TASK DETAILS - Set every line down exactly, from the one that has "What's the underlying" through the final one, and keep the pictures out.
START DATA ENTRIES
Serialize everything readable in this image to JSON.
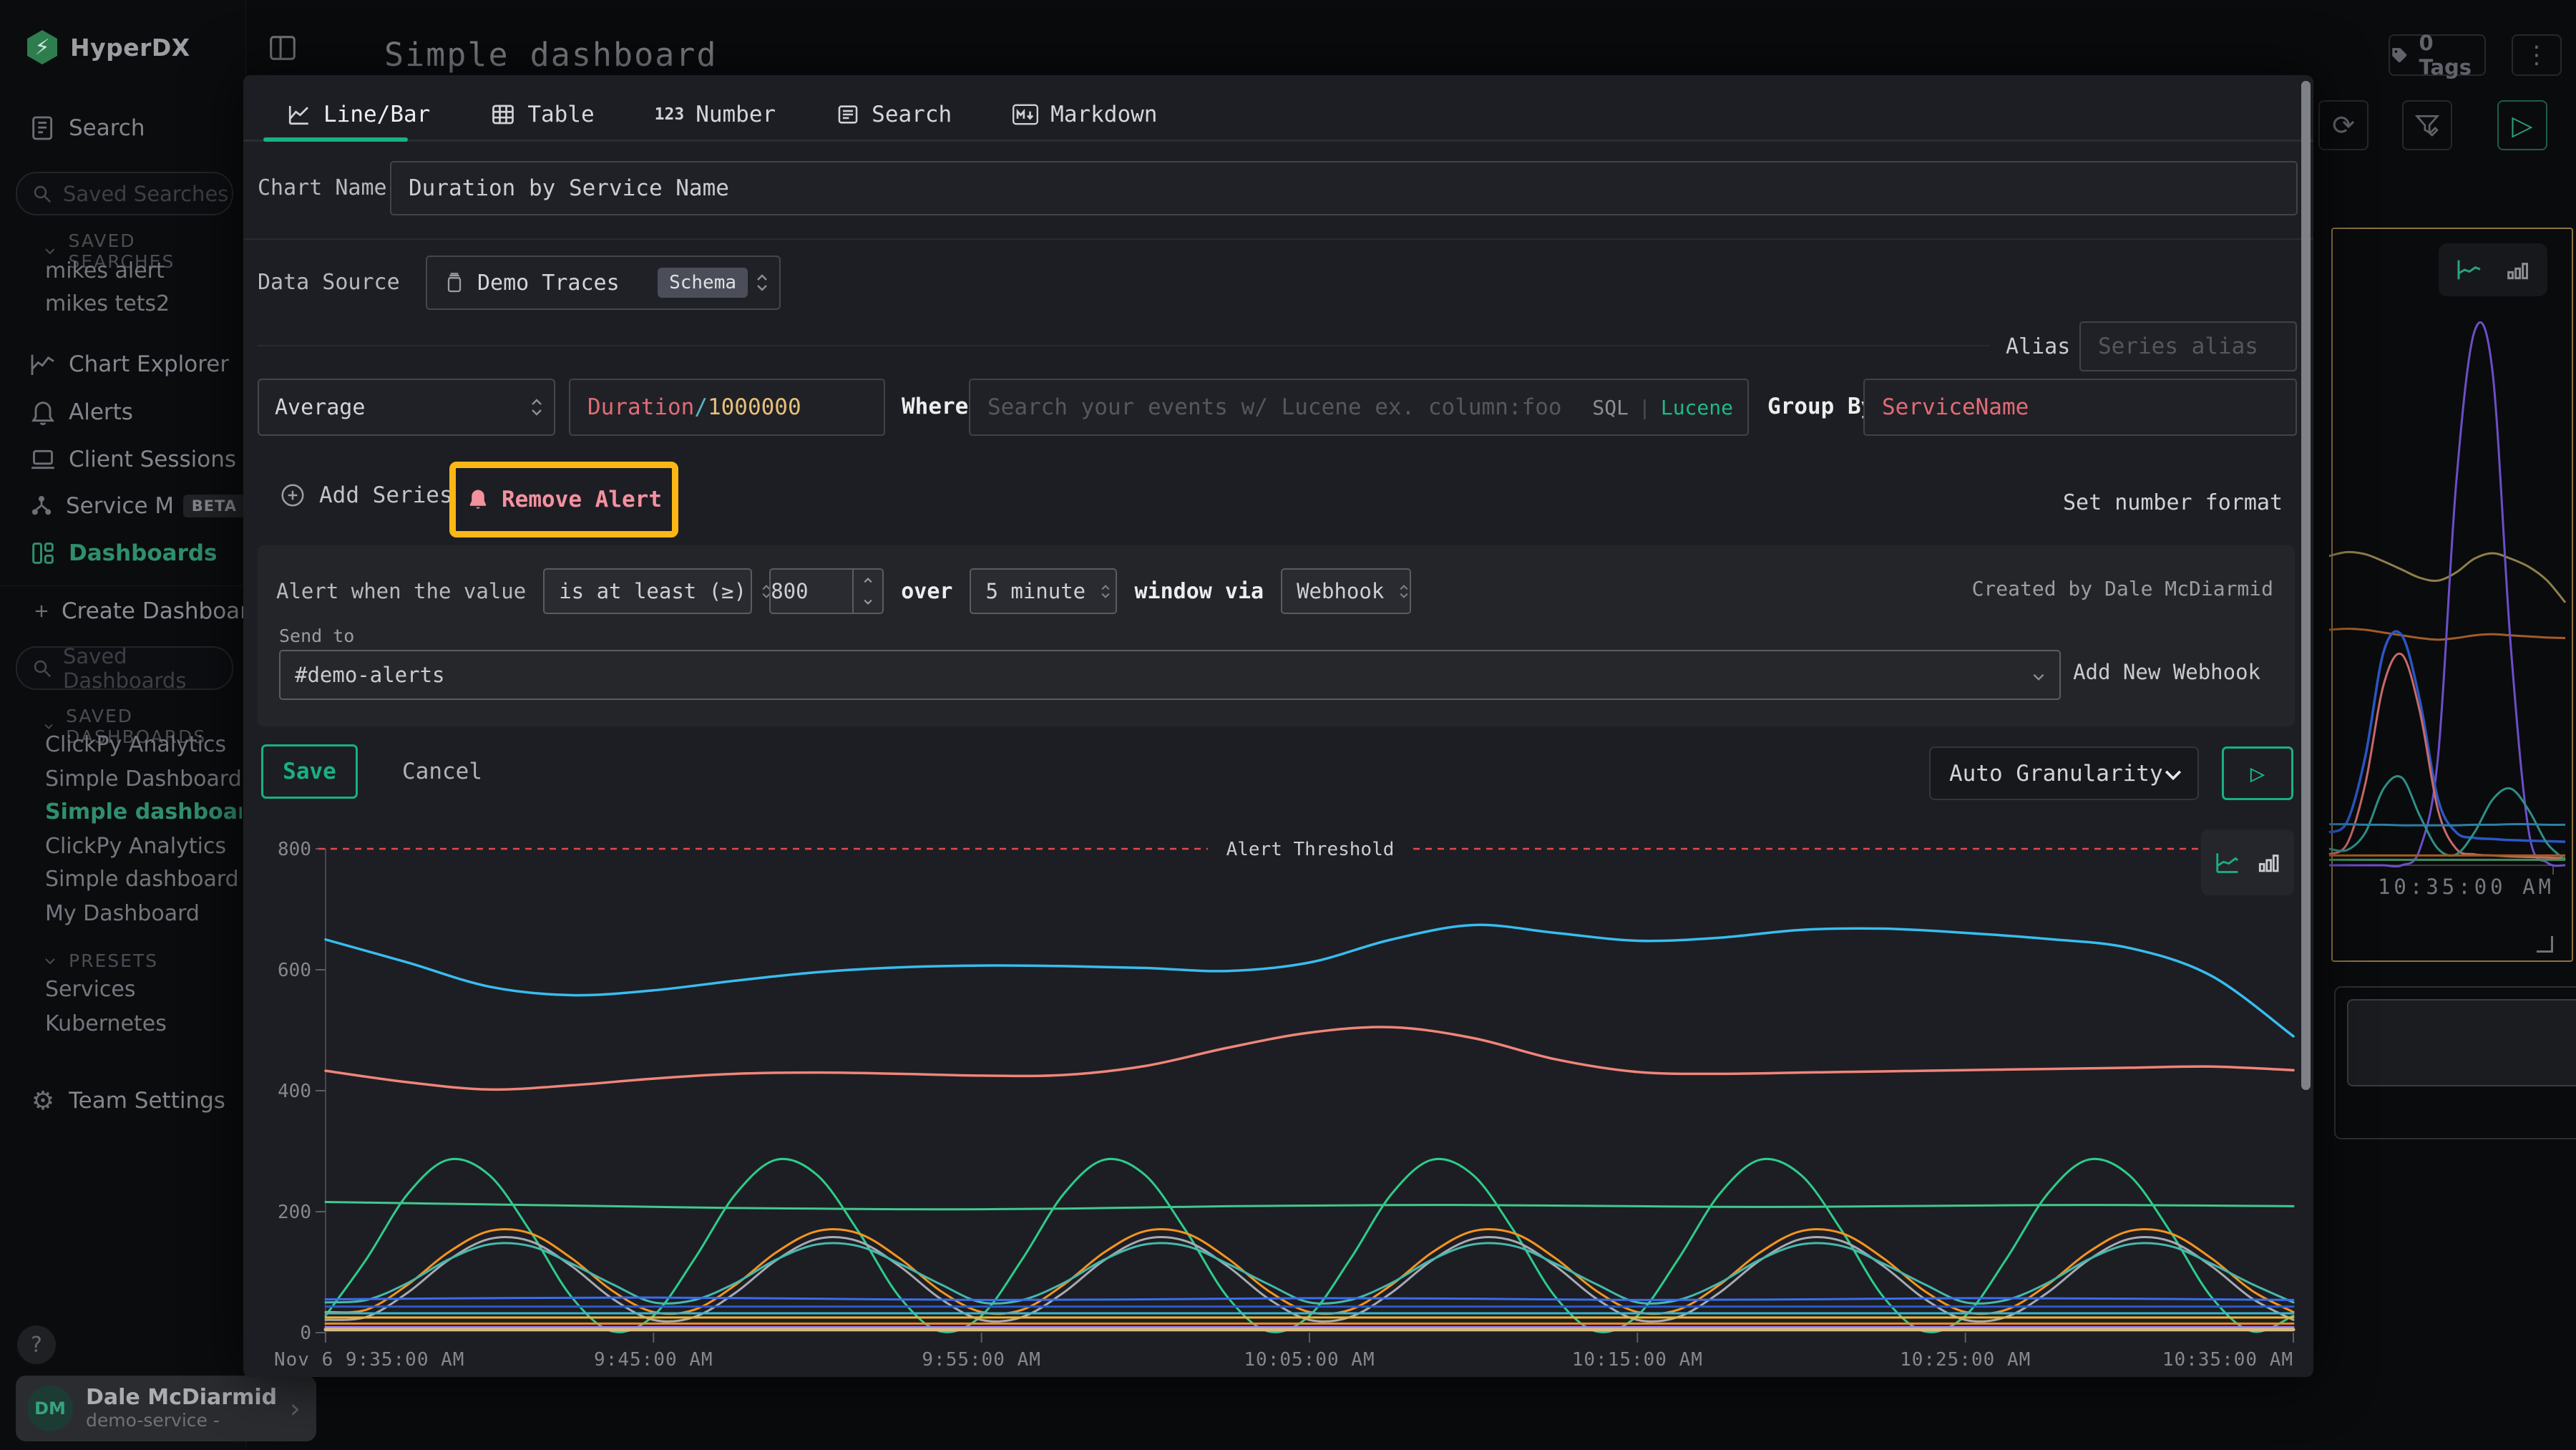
{
  "colors": {
    "accent_green": "#17b182",
    "alert_pink": "#f4919f",
    "threshold_red": "#e5484d",
    "annotation_yellow": "#fcb714",
    "code_field": "#e06c75",
    "code_operator": "#56b6c2",
    "code_number": "#e5c07b",
    "lucene_green": "#1fb987"
  },
  "header": {
    "title": "Simple dashboard",
    "tags": "0 Tags"
  },
  "sidebar": {
    "logo": "HyperDX",
    "search_label": "Search",
    "search_placeholder": "Saved Searches",
    "saved_searches_header": "SAVED SEARCHES",
    "saved_searches": [
      "mikes alert",
      "mikes tets2"
    ],
    "nav": [
      {
        "label": "Chart Explorer"
      },
      {
        "label": "Alerts"
      },
      {
        "label": "Client Sessions"
      },
      {
        "label": "Service Map",
        "badge": "BETA"
      },
      {
        "label": "Dashboards"
      }
    ],
    "create_dashboard": "Create Dashboard",
    "dash_search_placeholder": "Saved Dashboards",
    "saved_dashboards_header": "SAVED DASHBOARDS",
    "saved_dashboards": [
      {
        "label": "ClickPy Analytics"
      },
      {
        "label": "Simple Dashboard"
      },
      {
        "label": "Simple dashboard"
      },
      {
        "label": "ClickPy Analytics"
      },
      {
        "label": "Simple dashboard"
      },
      {
        "label": "My Dashboard"
      }
    ],
    "presets_header": "PRESETS",
    "presets": [
      "Services",
      "Kubernetes"
    ],
    "team_settings": "Team Settings"
  },
  "user": {
    "help": "?",
    "initials": "DM",
    "name": "Dale McDiarmid",
    "org": "demo-service -"
  },
  "modal": {
    "tabs": [
      {
        "label": "Line/Bar"
      },
      {
        "label": "Table"
      },
      {
        "label": "Number"
      },
      {
        "label": "Search"
      },
      {
        "label": "Markdown"
      }
    ],
    "number_icon": "123",
    "chart_name": {
      "label": "Chart Name",
      "value": "Duration by Service Name"
    },
    "data_source": {
      "label": "Data Source",
      "value": "Demo Traces",
      "badge": "Schema"
    },
    "alias": {
      "label": "Alias",
      "placeholder": "Series alias"
    },
    "series_editor": {
      "aggregation": "Average",
      "field_parts": [
        {
          "text": "Duration"
        },
        {
          "text": "/"
        },
        {
          "text": "1000000"
        }
      ],
      "where_label": "Where",
      "where_placeholder": "Search your events w/ Lucene ex. column:foo",
      "sql_label": "SQL",
      "sep": "|",
      "lucene_label": "Lucene",
      "group_by_label": "Group By",
      "group_by_value": "ServiceName"
    },
    "actions": {
      "add_series": "Add Series",
      "remove_alert": "Remove Alert",
      "set_number_format": "Set number format"
    },
    "alert": {
      "prefix": "Alert when the value",
      "condition": "is at least (≥)",
      "threshold": "800",
      "over": "over",
      "window": "5 minute",
      "via": "window via",
      "channel": "Webhook",
      "created_by": "Created by Dale McDiarmid",
      "send_to_label": "Send to",
      "send_to_value": "#demo-alerts",
      "add_webhook": "Add New Webhook"
    },
    "footer": {
      "save": "Save",
      "cancel": "Cancel",
      "granularity": "Auto Granularity"
    }
  },
  "chart_data": [
    {
      "type": "line",
      "title": "Duration by Service Name",
      "x_ticks": [
        "Nov 6 9:35:00 AM",
        "9:45:00 AM",
        "9:55:00 AM",
        "10:05:00 AM",
        "10:15:00 AM",
        "10:25:00 AM",
        "10:35:00 AM"
      ],
      "x_tick_minutes": [
        0,
        10,
        20,
        30,
        40,
        50,
        60
      ],
      "x_range_minutes": [
        0,
        60
      ],
      "ylim": [
        0,
        800
      ],
      "y_ticks": [
        0,
        200,
        400,
        600,
        800
      ],
      "grid": false,
      "legend": false,
      "threshold": {
        "value": 800,
        "label": "Alert Threshold",
        "color": "#e5484d"
      },
      "series": [
        {
          "id": "line-cyan",
          "color": "#38bdf0",
          "width": 3.5,
          "step": 2.5,
          "values": [
            650,
            612,
            572,
            558,
            566,
            582,
            596,
            604,
            607,
            606,
            603,
            598,
            612,
            650,
            674,
            661,
            648,
            653,
            666,
            668,
            661,
            651,
            636,
            590,
            490
          ]
        },
        {
          "id": "line-salmon",
          "color": "#f0857a",
          "width": 3.5,
          "step": 2.5,
          "values": [
            433,
            414,
            402,
            409,
            420,
            428,
            430,
            428,
            425,
            426,
            441,
            471,
            496,
            505,
            487,
            452,
            431,
            428,
            430,
            432,
            434,
            436,
            438,
            440,
            434
          ]
        },
        {
          "id": "line-mint",
          "color": "#41c98e",
          "width": 3,
          "step": 2.5,
          "values": [
            216,
            214,
            212,
            210,
            208,
            206,
            205,
            204,
            204,
            205,
            207,
            209,
            210,
            211,
            211,
            210,
            209,
            208,
            208,
            209,
            210,
            211,
            211,
            210,
            209
          ]
        },
        {
          "id": "line-green-wave",
          "color": "#2ecc8b",
          "width": 3,
          "step": 1.25,
          "values": [
            28,
            122,
            229,
            286,
            260,
            167,
            59,
            2,
            28,
            122,
            229,
            286,
            260,
            167,
            59,
            2,
            28,
            122,
            229,
            286,
            260,
            167,
            59,
            2,
            28,
            122,
            229,
            286,
            260,
            167,
            59,
            2,
            28,
            122,
            229,
            286,
            260,
            167,
            59,
            2,
            28,
            122,
            229,
            286,
            260,
            167,
            59,
            2,
            28
          ]
        },
        {
          "id": "line-orange-wave",
          "color": "#f5941f",
          "width": 3,
          "step": 1.25,
          "values": [
            34,
            38,
            79,
            133,
            168,
            164,
            123,
            69,
            34,
            38,
            79,
            133,
            168,
            164,
            123,
            69,
            34,
            38,
            79,
            133,
            168,
            164,
            123,
            69,
            34,
            38,
            79,
            133,
            168,
            164,
            123,
            69,
            34,
            38,
            79,
            133,
            168,
            164,
            123,
            69,
            34,
            38,
            79,
            133,
            168,
            164,
            123,
            69,
            34
          ]
        },
        {
          "id": "line-gray-wave",
          "color": "#a6abb3",
          "width": 3,
          "step": 1.25,
          "values": [
            21,
            26,
            66,
            120,
            155,
            151,
            110,
            56,
            21,
            26,
            66,
            120,
            155,
            151,
            110,
            56,
            21,
            26,
            66,
            120,
            155,
            151,
            110,
            56,
            21,
            26,
            66,
            120,
            155,
            151,
            110,
            56,
            21,
            26,
            66,
            120,
            155,
            151,
            110,
            56,
            21,
            26,
            66,
            120,
            155,
            151,
            110,
            56,
            21
          ]
        },
        {
          "id": "line-teal-wave",
          "color": "#46b8ab",
          "width": 3,
          "step": 1.25,
          "values": [
            50,
            54,
            82,
            121,
            146,
            143,
            114,
            80,
            50,
            54,
            82,
            121,
            146,
            143,
            114,
            80,
            50,
            54,
            82,
            121,
            146,
            143,
            114,
            80,
            50,
            54,
            82,
            121,
            146,
            143,
            114,
            80,
            50,
            54,
            82,
            121,
            146,
            143,
            114,
            80,
            50,
            54,
            82,
            121,
            146,
            143,
            114,
            80,
            50
          ]
        },
        {
          "id": "line-blue",
          "color": "#3a6df0",
          "width": 3,
          "step": 5,
          "values": [
            55,
            57,
            58,
            56,
            54,
            55,
            57,
            56,
            54,
            55,
            57,
            56,
            54
          ]
        },
        {
          "id": "line-blue2",
          "color": "#2d59c8",
          "width": 3,
          "step": 5,
          "values": [
            43,
            43,
            43,
            43,
            43,
            43,
            43,
            43,
            43,
            43,
            43,
            43,
            43
          ]
        },
        {
          "id": "line-sky",
          "color": "#38b6d6",
          "width": 3,
          "step": 5,
          "values": [
            32,
            32,
            32,
            32,
            32,
            32,
            32,
            32,
            32,
            32,
            32,
            32,
            32
          ]
        },
        {
          "id": "line-yellow",
          "color": "#f2b32a",
          "width": 3,
          "step": 5,
          "values": [
            25,
            25,
            25,
            25,
            25,
            25,
            25,
            25,
            25,
            25,
            25,
            25,
            25
          ]
        },
        {
          "id": "line-orange2",
          "color": "#ef8b1f",
          "width": 3,
          "step": 5,
          "values": [
            15,
            15,
            15,
            15,
            15,
            15,
            15,
            15,
            15,
            15,
            15,
            15,
            15
          ]
        },
        {
          "id": "line-purple",
          "color": "#9d7bf5",
          "width": 3,
          "step": 5,
          "values": [
            9,
            9,
            9,
            9,
            9,
            9,
            9,
            9,
            9,
            9,
            9,
            9,
            9
          ]
        },
        {
          "id": "line-tan",
          "color": "#d8ba82",
          "width": 5,
          "step": 5,
          "values": [
            5,
            5,
            5,
            5,
            5,
            5,
            5,
            5,
            5,
            5,
            5,
            5,
            5
          ]
        }
      ]
    },
    {
      "type": "line",
      "x_label": "10:35:00 AM",
      "x_range_minutes": [
        47,
        60
      ],
      "ylim": [
        0,
        1000
      ],
      "series": [
        {
          "id": "bg-khaki",
          "color": "#8f7f4a",
          "width": 3,
          "step": 1,
          "values": [
            565,
            572,
            568,
            555,
            540,
            525,
            520,
            535,
            560,
            570,
            560,
            545,
            520,
            480
          ]
        },
        {
          "id": "bg-orange",
          "color": "#a35c28",
          "width": 3,
          "step": 1,
          "values": [
            430,
            432,
            430,
            425,
            420,
            415,
            412,
            415,
            420,
            422,
            420,
            418,
            416,
            415
          ]
        },
        {
          "id": "bg-purple",
          "color": "#6b4fc8",
          "width": 3,
          "step": 1,
          "values": [
            0,
            0,
            0,
            0,
            0,
            30,
            200,
            700,
            975,
            900,
            400,
            60,
            5,
            0
          ]
        },
        {
          "id": "bg-blue",
          "color": "#2b57c4",
          "width": 3.5,
          "step": 1,
          "values": [
            60,
            80,
            200,
            390,
            420,
            300,
            120,
            60,
            50,
            48,
            46,
            45,
            44,
            43
          ]
        },
        {
          "id": "bg-rose",
          "color": "#c86a6a",
          "width": 3,
          "step": 1,
          "values": [
            20,
            40,
            150,
            330,
            385,
            280,
            100,
            30,
            20,
            18,
            16,
            15,
            14,
            13
          ]
        },
        {
          "id": "bg-teal",
          "color": "#2f8f85",
          "width": 3,
          "step": 1,
          "values": [
            30,
            28,
            60,
            140,
            160,
            90,
            30,
            20,
            60,
            120,
            140,
            100,
            40,
            10
          ]
        },
        {
          "id": "bg-sky",
          "color": "#2b7fa8",
          "width": 3,
          "step": 1,
          "values": [
            75,
            75,
            74,
            74,
            73,
            73,
            73,
            73,
            74,
            74,
            75,
            75,
            74,
            74
          ]
        },
        {
          "id": "bg-amber",
          "color": "#a85c20",
          "width": 3,
          "step": 1,
          "values": [
            18,
            18,
            18,
            18,
            18,
            18,
            18,
            18,
            18,
            18,
            18,
            18,
            18,
            18
          ]
        },
        {
          "id": "bg-green",
          "color": "#3f8f5f",
          "width": 3,
          "step": 1,
          "values": [
            10,
            10,
            10,
            10,
            10,
            10,
            10,
            10,
            10,
            10,
            10,
            10,
            10,
            10
          ]
        }
      ]
    }
  ]
}
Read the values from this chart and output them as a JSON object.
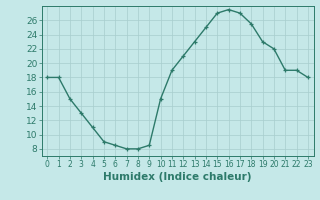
{
  "x": [
    0,
    1,
    2,
    3,
    4,
    5,
    6,
    7,
    8,
    9,
    10,
    11,
    12,
    13,
    14,
    15,
    16,
    17,
    18,
    19,
    20,
    21,
    22,
    23
  ],
  "y": [
    18,
    18,
    15,
    13,
    11,
    9,
    8.5,
    8,
    8,
    8.5,
    15,
    19,
    21,
    23,
    25,
    27,
    27.5,
    27,
    25.5,
    23,
    22,
    19,
    19,
    18
  ],
  "line_color": "#2d7a6a",
  "marker": "+",
  "bg_color": "#c5e8e8",
  "grid_color": "#a8cece",
  "xlabel": "Humidex (Indice chaleur)",
  "ylim": [
    7,
    28
  ],
  "xlim": [
    -0.5,
    23.5
  ],
  "yticks": [
    8,
    10,
    12,
    14,
    16,
    18,
    20,
    22,
    24,
    26
  ],
  "xticks": [
    0,
    1,
    2,
    3,
    4,
    5,
    6,
    7,
    8,
    9,
    10,
    11,
    12,
    13,
    14,
    15,
    16,
    17,
    18,
    19,
    20,
    21,
    22,
    23
  ],
  "font_color": "#2d7a6a",
  "ytick_fontsize": 6.5,
  "xtick_fontsize": 5.5,
  "xlabel_fontsize": 7.5,
  "line_width": 1.0,
  "marker_size": 3.5,
  "marker_edge_width": 0.9
}
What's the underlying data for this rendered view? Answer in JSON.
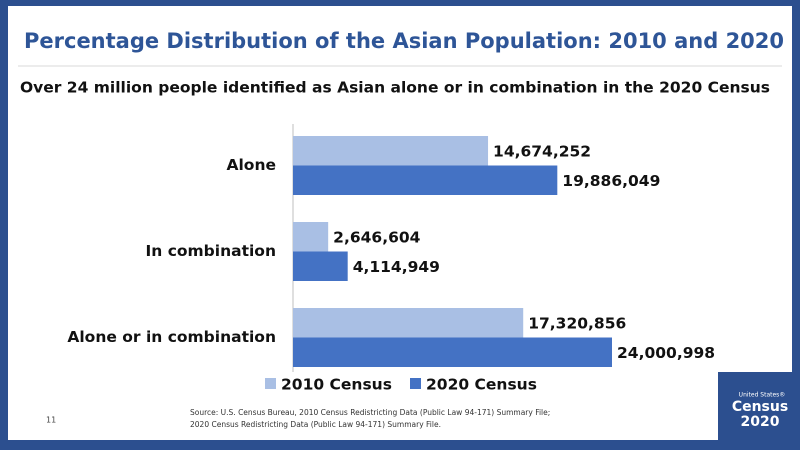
{
  "chart_data": {
    "type": "hbar",
    "title": "Percentage Distribution of the Asian Population: 2010 and 2020",
    "subtitle": "Over 24 million people identified as Asian alone or in combination in the 2020 Census",
    "categories": [
      "Alone",
      "In combination",
      "Alone or in combination"
    ],
    "series": [
      {
        "name": "2010 Census",
        "color": "#a9bfe4",
        "values": [
          14674252,
          2646604,
          17320856
        ],
        "value_labels": [
          "14,674,252",
          "2,646,604",
          "17,320,856"
        ]
      },
      {
        "name": "2020 Census",
        "color": "#4472c4",
        "values": [
          19886049,
          4114949,
          24000998
        ],
        "value_labels": [
          "19,886,049",
          "4,114,949",
          "24,000,998"
        ]
      }
    ]
  },
  "slide_number": "11",
  "source": [
    "Source: U.S. Census Bureau, 2010 Census Redistricting Data (Public Law 94-171) Summary File;",
    "2020 Census Redistricting Data (Public Law 94-171) Summary File."
  ],
  "logo": {
    "line1": "United States®",
    "line2": "Census",
    "line3": "2020"
  }
}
END DATA ENTRIES
EXERCISE ANSWER -
What's the underlying data for this rendered view? Answer in JSON.
{
  "chart_data": {
    "type": "hbar",
    "title": "Percentage Distribution of the Asian Population: 2010 and 2020",
    "subtitle": "Over 24 million people identified as Asian alone or in combination in the 2020 Census",
    "categories": [
      "Alone",
      "In combination",
      "Alone or in combination"
    ],
    "series": [
      {
        "name": "2010 Census",
        "color": "#a9bfe4",
        "values": [
          14674252,
          2646604,
          17320856
        ],
        "value_labels": [
          "14,674,252",
          "2,646,604",
          "17,320,856"
        ]
      },
      {
        "name": "2020 Census",
        "color": "#4472c4",
        "values": [
          19886049,
          4114949,
          24000998
        ],
        "value_labels": [
          "19,886,049",
          "4,114,949",
          "24,000,998"
        ]
      }
    ]
  },
  "slide_number": "11",
  "source": [
    "Source: U.S. Census Bureau, 2010 Census Redistricting Data (Public Law 94-171) Summary File;",
    "2020 Census Redistricting Data (Public Law 94-171) Summary File."
  ],
  "logo": {
    "line1": "United States®",
    "line2": "Census",
    "line3": "2020"
  }
}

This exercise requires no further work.